▶ **INSTRUCTION**:
Locate and copy all lines bearing the word "this".

— start of MATERIAL —

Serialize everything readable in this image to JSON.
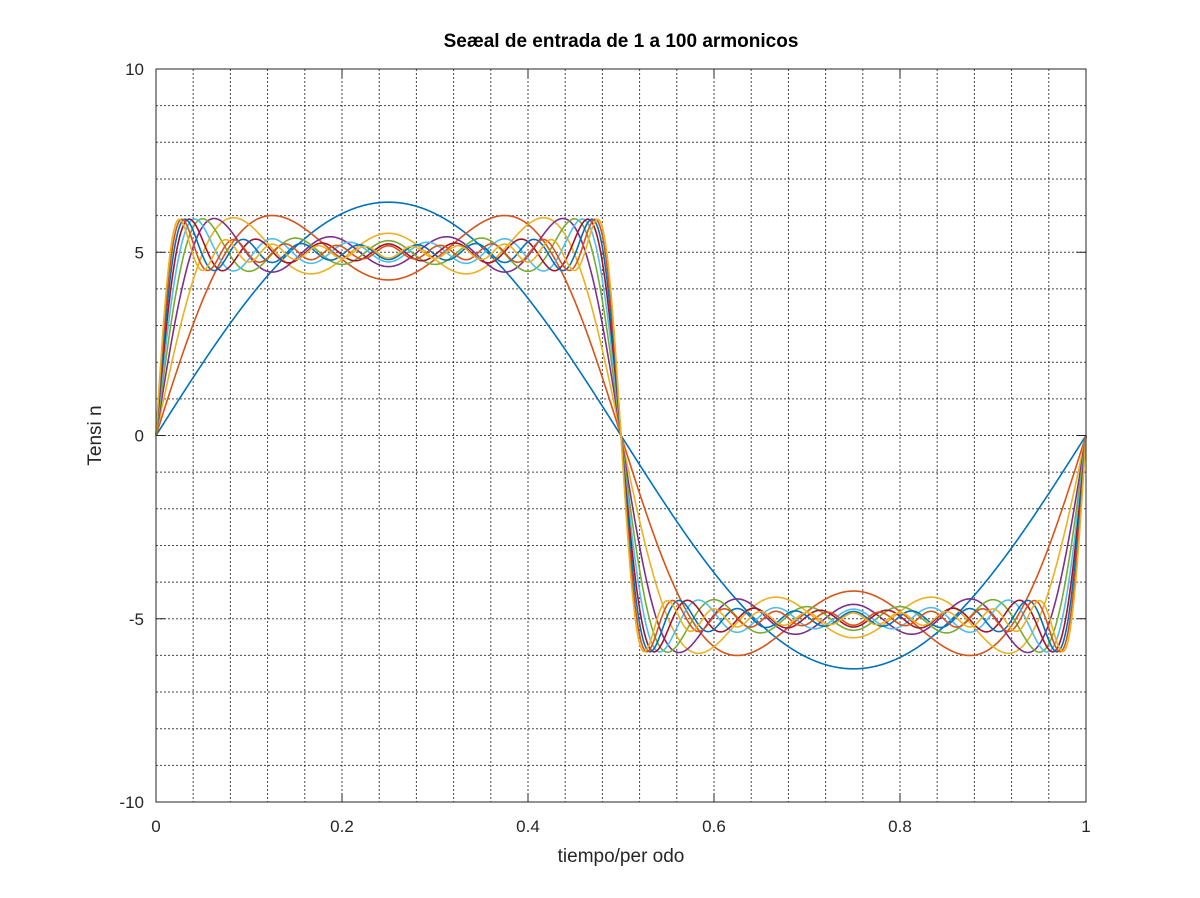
{
  "chart_data": {
    "type": "line",
    "title": "Seæal de entrada de 1 a 100 armonicos",
    "xlabel": "tiempo/per odo",
    "ylabel": "Tensi n",
    "xlim": [
      0,
      1
    ],
    "ylim": [
      -10,
      10
    ],
    "x_ticks": [
      "0",
      "0.2",
      "0.4",
      "0.6",
      "0.8",
      "1"
    ],
    "y_ticks": [
      "-10",
      "-5",
      "0",
      "5",
      "10"
    ],
    "grid": "major and minor, dotted",
    "signal": {
      "description": "square wave partial Fourier sums",
      "amplitude": 5,
      "period": 1,
      "odd_harmonic_sums": [
        1,
        3,
        5,
        7,
        9,
        11,
        13,
        15,
        17,
        19
      ]
    },
    "series": [
      {
        "name": "",
        "color": "#0072BD",
        "harmonics_up_to": 1
      },
      {
        "name": "",
        "color": "#D95319",
        "harmonics_up_to": 3
      },
      {
        "name": "",
        "color": "#EDB120",
        "harmonics_up_to": 5
      },
      {
        "name": "",
        "color": "#7E2F8E",
        "harmonics_up_to": 7
      },
      {
        "name": "",
        "color": "#77AC30",
        "harmonics_up_to": 9
      },
      {
        "name": "",
        "color": "#4DBEEE",
        "harmonics_up_to": 11
      },
      {
        "name": "",
        "color": "#A2142F",
        "harmonics_up_to": 13
      },
      {
        "name": "",
        "color": "#0072BD",
        "harmonics_up_to": 15
      },
      {
        "name": "",
        "color": "#D95319",
        "harmonics_up_to": 17
      },
      {
        "name": "",
        "color": "#EDB120",
        "harmonics_up_to": 19
      }
    ]
  }
}
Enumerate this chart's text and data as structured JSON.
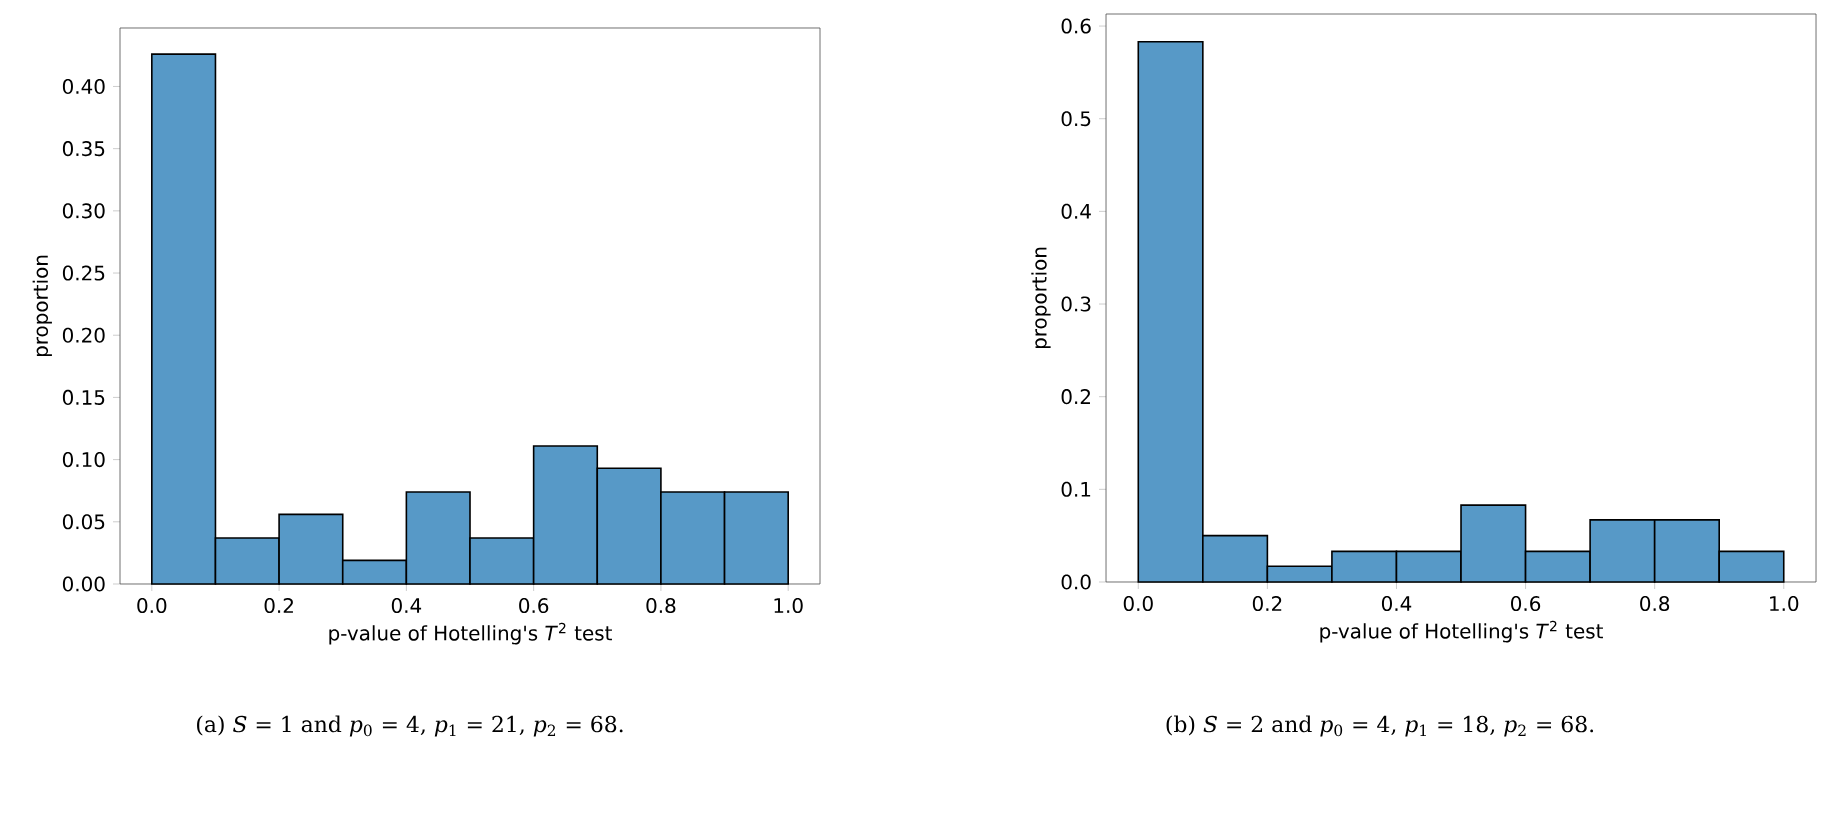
{
  "chart_data": [
    {
      "type": "histogram",
      "xlabel": "p-value of Hotelling's *T*$^{2}$ test",
      "ylabel": "proportion",
      "bins": [
        0.0,
        0.1,
        0.2,
        0.3,
        0.4,
        0.5,
        0.6,
        0.7,
        0.8,
        0.9,
        1.0
      ],
      "values": [
        0.426,
        0.037,
        0.056,
        0.019,
        0.074,
        0.037,
        0.111,
        0.093,
        0.074,
        0.074
      ],
      "color": "#5799c7",
      "xlim": [
        -0.05,
        1.05
      ],
      "ylim": [
        0,
        0.447
      ],
      "xticks": [
        {
          "value": 0,
          "label": "0.0"
        },
        {
          "value": 0.2,
          "label": "0.2"
        },
        {
          "value": 0.4,
          "label": "0.4"
        },
        {
          "value": 0.6,
          "label": "0.6"
        },
        {
          "value": 0.8,
          "label": "0.8"
        },
        {
          "value": 1,
          "label": "1.0"
        }
      ],
      "yticks": [
        {
          "value": 0,
          "label": "0.00"
        },
        {
          "value": 0.05,
          "label": "0.05"
        },
        {
          "value": 0.1,
          "label": "0.10"
        },
        {
          "value": 0.15,
          "label": "0.15"
        },
        {
          "value": 0.2,
          "label": "0.20"
        },
        {
          "value": 0.25,
          "label": "0.25"
        },
        {
          "value": 0.3,
          "label": "0.30"
        },
        {
          "value": 0.35,
          "label": "0.35"
        },
        {
          "value": 0.4,
          "label": "0.40"
        }
      ],
      "annotations": [
        "(a) *S* = 1 and *p*$_{0}$ = 4, *p*$_{1}$ = 21, *p*$_{2}$ = 68."
      ]
    },
    {
      "type": "histogram",
      "xlabel": "p-value of Hotelling's *T*$^{2}$ test",
      "ylabel": "proportion",
      "bins": [
        0.0,
        0.1,
        0.2,
        0.3,
        0.4,
        0.5,
        0.6,
        0.7,
        0.8,
        0.9,
        1.0
      ],
      "values": [
        0.583,
        0.05,
        0.017,
        0.033,
        0.033,
        0.083,
        0.033,
        0.067,
        0.067,
        0.033
      ],
      "color": "#5799c7",
      "xlim": [
        -0.05,
        1.05
      ],
      "ylim": [
        0,
        0.613
      ],
      "xticks": [
        {
          "value": 0,
          "label": "0.0"
        },
        {
          "value": 0.2,
          "label": "0.2"
        },
        {
          "value": 0.4,
          "label": "0.4"
        },
        {
          "value": 0.6,
          "label": "0.6"
        },
        {
          "value": 0.8,
          "label": "0.8"
        },
        {
          "value": 1,
          "label": "1.0"
        }
      ],
      "yticks": [
        {
          "value": 0,
          "label": "0.0"
        },
        {
          "value": 0.1,
          "label": "0.1"
        },
        {
          "value": 0.2,
          "label": "0.2"
        },
        {
          "value": 0.3,
          "label": "0.3"
        },
        {
          "value": 0.4,
          "label": "0.4"
        },
        {
          "value": 0.5,
          "label": "0.5"
        },
        {
          "value": 0.6,
          "label": "0.6"
        }
      ],
      "annotations": [
        "(b) *S* = 2 and *p*$_{0}$ = 4, *p*$_{1}$ = 18, *p*$_{2}$ = 68."
      ]
    }
  ]
}
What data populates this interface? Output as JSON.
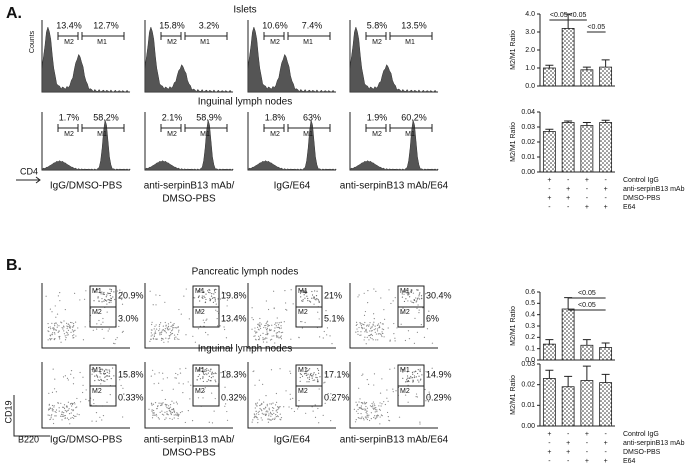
{
  "chart_data": [
    {
      "type": "bar",
      "ylabel": "M2/M1 Ratio",
      "values": [
        1.0,
        3.2,
        0.9,
        1.05
      ],
      "errors": [
        0.15,
        0.8,
        0.15,
        0.4
      ],
      "ylim": [
        0,
        4
      ],
      "yticks": [
        {
          "value": 0,
          "label": "0.0"
        },
        {
          "value": 1,
          "label": "1.0"
        },
        {
          "value": 2,
          "label": "2.0"
        },
        {
          "value": 3,
          "label": "3.0"
        },
        {
          "value": 4,
          "label": "4.0"
        }
      ],
      "annotations": [
        "<0.05",
        "<0.05",
        "<0.05"
      ]
    },
    {
      "type": "bar",
      "ylabel": "M2/M1 Ratio",
      "values": [
        0.027,
        0.033,
        0.031,
        0.033
      ],
      "errors": [
        0.0015,
        0.001,
        0.002,
        0.0015
      ],
      "ylim": [
        0,
        0.04
      ],
      "yticks": [
        {
          "value": 0,
          "label": "0.00"
        },
        {
          "value": 0.01,
          "label": "0.01"
        },
        {
          "value": 0.02,
          "label": "0.02"
        },
        {
          "value": 0.03,
          "label": "0.03"
        },
        {
          "value": 0.04,
          "label": "0.04"
        }
      ]
    },
    {
      "type": "bar",
      "ylabel": "M2/M1 Ratio",
      "values": [
        0.14,
        0.45,
        0.13,
        0.11
      ],
      "errors": [
        0.04,
        0.1,
        0.05,
        0.04
      ],
      "ylim": [
        0,
        0.6
      ],
      "yticks": [
        {
          "value": 0,
          "label": "0.0"
        },
        0.1,
        0.2,
        0.3,
        0.4,
        0.5,
        0.6
      ],
      "annotations": [
        "<0.05",
        "<0.05"
      ]
    },
    {
      "type": "bar",
      "ylabel": "M2/M1 Ratio",
      "values": [
        0.023,
        0.019,
        0.022,
        0.021
      ],
      "errors": [
        0.004,
        0.005,
        0.007,
        0.004
      ],
      "ylim": [
        0,
        0.03
      ],
      "yticks": [
        {
          "value": 0,
          "label": "0.00"
        },
        0.01,
        0.02,
        0.03
      ]
    }
  ],
  "treatment_key": [
    {
      "label": "Control IgG",
      "signs": [
        "+",
        "-",
        "+",
        "-"
      ]
    },
    {
      "label": "anti-serpinB13 mAb",
      "signs": [
        "-",
        "+",
        "-",
        "+"
      ]
    },
    {
      "label": "DMSO-PBS",
      "signs": [
        "+",
        "+",
        "-",
        "-"
      ]
    },
    {
      "label": "E64",
      "signs": [
        "-",
        "-",
        "+",
        "+"
      ]
    }
  ],
  "columns": [
    [
      "IgG/DMSO-PBS"
    ],
    [
      "anti-serpinB13 mAb/",
      "DMSO-PBS"
    ],
    [
      "IgG/E64"
    ],
    [
      "anti-serpinB13 mAb/E64"
    ]
  ],
  "panel_a": {
    "letter": "A.",
    "x_axis": "CD4",
    "y_axis": "Counts",
    "gate_labels": [
      "M2",
      "M1"
    ],
    "rows": [
      {
        "title": "Islets",
        "gates": [
          [
            "13.4%",
            "12.7%"
          ],
          [
            "15.8%",
            "3.2%"
          ],
          [
            "10.6%",
            "7.4%"
          ],
          [
            "5.8%",
            "13.5%"
          ]
        ]
      },
      {
        "title": "Inguinal lymph nodes",
        "gates": [
          [
            "1.7%",
            "58.2%"
          ],
          [
            "2.1%",
            "58.9%"
          ],
          [
            "1.8%",
            "63%"
          ],
          [
            "1.9%",
            "60.2%"
          ]
        ]
      }
    ]
  },
  "panel_b": {
    "letter": "B.",
    "x_axis": "B220",
    "y_axis": "CD19",
    "gate_labels": [
      "M1",
      "M2"
    ],
    "rows": [
      {
        "title": "Pancreatic lymph nodes",
        "gates": [
          [
            "20.9%",
            "3.0%"
          ],
          [
            "19.8%",
            "13.4%"
          ],
          [
            "21%",
            "5.1%"
          ],
          [
            "30.4%",
            "6%"
          ]
        ]
      },
      {
        "title": "Inguinal lymph nodes",
        "gates": [
          [
            "15.8%",
            "0.33%"
          ],
          [
            "18.3%",
            "0.32%"
          ],
          [
            "17.1%",
            "0.27%"
          ],
          [
            "14.9%",
            "0.29%"
          ]
        ]
      }
    ]
  }
}
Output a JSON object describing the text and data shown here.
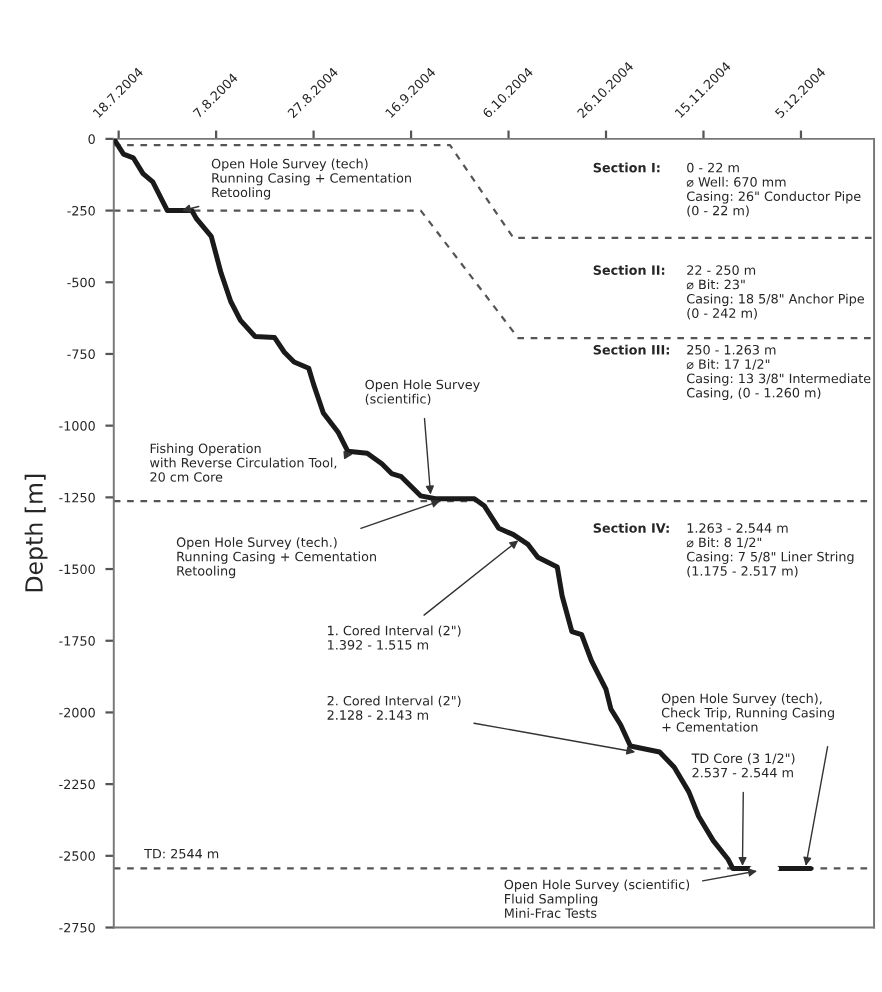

— end of MATERIAL —

▶ **WRITTEN SOLUTION**:
Serialize everything readable in this image to JSON.
Enumerate this chart's text and data as structured JSON.
What data populates this interface? Output as JSON.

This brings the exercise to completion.